**TASK REQUIREMENTS:** Provide a single number: the count of lines containing the string "page".

[Lines of data]
####
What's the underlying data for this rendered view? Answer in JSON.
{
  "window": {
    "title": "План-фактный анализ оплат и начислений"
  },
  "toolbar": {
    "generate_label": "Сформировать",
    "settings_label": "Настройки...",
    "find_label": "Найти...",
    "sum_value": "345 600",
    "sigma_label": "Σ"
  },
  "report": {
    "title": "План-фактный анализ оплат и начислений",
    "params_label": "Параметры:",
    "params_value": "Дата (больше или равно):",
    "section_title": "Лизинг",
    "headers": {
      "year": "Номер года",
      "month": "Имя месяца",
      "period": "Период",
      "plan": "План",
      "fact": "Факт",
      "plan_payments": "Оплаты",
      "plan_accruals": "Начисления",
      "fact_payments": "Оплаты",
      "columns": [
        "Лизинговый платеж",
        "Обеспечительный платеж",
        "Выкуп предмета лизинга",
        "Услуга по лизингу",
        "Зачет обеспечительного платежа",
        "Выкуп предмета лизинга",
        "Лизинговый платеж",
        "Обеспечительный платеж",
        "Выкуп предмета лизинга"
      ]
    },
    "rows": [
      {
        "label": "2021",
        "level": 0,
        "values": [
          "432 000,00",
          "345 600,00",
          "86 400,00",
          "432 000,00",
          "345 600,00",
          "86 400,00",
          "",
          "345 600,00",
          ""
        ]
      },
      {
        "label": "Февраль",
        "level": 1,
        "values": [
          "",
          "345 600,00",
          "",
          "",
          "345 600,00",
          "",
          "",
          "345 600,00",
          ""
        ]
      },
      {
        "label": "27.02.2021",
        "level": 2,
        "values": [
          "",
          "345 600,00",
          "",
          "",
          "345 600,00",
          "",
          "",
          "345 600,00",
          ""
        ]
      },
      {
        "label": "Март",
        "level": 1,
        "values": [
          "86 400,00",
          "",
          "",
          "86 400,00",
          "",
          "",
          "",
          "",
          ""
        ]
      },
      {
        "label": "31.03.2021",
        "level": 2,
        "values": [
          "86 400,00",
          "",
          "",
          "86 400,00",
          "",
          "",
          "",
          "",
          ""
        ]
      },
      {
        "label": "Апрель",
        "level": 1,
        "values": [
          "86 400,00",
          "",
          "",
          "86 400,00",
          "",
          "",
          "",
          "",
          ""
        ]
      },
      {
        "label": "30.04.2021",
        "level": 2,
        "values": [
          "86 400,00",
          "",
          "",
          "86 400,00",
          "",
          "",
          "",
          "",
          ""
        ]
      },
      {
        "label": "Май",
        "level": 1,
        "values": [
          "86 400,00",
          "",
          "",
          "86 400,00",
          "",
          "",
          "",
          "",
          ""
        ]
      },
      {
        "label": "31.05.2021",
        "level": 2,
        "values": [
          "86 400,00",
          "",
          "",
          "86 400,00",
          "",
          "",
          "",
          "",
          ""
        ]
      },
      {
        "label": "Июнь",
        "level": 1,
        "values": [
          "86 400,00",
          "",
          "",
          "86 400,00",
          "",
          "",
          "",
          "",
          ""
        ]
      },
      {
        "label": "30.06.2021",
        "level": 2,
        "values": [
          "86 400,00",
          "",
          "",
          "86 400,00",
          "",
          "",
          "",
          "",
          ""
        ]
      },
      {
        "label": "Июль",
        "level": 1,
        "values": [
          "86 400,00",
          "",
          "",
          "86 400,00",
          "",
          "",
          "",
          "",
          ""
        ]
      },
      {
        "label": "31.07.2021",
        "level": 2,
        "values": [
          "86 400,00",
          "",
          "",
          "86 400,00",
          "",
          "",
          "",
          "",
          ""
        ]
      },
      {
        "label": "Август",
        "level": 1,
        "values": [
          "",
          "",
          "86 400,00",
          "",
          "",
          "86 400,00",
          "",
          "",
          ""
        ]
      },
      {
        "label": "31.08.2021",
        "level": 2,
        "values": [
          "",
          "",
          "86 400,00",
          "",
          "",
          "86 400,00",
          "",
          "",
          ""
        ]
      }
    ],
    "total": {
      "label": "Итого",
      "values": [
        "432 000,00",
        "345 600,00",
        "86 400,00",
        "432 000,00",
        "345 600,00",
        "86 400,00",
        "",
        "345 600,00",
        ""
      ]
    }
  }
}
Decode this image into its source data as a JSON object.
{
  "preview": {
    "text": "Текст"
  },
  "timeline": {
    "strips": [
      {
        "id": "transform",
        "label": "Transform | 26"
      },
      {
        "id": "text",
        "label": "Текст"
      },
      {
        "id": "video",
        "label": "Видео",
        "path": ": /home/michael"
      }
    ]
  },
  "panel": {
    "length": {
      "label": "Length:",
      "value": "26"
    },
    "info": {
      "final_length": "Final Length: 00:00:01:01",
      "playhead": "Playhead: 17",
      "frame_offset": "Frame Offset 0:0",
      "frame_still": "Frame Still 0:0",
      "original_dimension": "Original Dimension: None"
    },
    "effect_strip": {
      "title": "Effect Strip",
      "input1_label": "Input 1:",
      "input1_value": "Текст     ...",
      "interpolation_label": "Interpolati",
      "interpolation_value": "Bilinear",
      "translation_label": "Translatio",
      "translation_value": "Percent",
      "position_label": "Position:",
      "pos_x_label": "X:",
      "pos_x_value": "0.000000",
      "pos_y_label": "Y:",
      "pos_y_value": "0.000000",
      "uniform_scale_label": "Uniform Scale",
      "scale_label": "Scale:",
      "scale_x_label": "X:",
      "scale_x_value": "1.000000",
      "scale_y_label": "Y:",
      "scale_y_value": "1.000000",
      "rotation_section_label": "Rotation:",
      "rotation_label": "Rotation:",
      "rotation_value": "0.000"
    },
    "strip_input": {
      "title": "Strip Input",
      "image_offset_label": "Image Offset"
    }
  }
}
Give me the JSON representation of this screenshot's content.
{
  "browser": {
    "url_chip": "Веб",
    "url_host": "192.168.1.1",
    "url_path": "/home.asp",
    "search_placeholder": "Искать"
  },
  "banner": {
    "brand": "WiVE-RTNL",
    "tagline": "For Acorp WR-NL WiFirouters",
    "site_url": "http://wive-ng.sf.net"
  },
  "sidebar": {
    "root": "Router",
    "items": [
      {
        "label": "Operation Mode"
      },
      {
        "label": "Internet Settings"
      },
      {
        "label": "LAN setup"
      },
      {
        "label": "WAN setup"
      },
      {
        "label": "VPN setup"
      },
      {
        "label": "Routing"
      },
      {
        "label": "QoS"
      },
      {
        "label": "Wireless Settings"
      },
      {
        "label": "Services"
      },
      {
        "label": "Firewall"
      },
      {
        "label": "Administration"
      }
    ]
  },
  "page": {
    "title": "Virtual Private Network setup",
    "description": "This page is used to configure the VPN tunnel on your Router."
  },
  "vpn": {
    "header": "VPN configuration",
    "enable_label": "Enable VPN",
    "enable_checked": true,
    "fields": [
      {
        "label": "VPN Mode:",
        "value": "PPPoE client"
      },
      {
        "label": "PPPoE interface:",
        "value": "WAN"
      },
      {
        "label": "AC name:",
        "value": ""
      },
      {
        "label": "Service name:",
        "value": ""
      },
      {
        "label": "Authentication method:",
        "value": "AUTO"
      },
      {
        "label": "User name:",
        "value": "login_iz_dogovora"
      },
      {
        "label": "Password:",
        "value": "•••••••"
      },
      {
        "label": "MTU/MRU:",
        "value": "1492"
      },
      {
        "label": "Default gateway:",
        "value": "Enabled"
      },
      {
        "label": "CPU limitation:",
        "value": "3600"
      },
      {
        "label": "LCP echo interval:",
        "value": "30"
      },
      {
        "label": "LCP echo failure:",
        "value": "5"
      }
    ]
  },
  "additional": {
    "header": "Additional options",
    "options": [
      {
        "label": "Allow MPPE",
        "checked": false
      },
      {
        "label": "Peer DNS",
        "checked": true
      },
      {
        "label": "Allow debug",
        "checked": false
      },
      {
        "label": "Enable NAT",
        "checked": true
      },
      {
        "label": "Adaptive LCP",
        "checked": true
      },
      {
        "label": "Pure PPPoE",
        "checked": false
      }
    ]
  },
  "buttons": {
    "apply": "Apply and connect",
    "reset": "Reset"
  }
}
####
**COMPLETED EXERCISE:** 2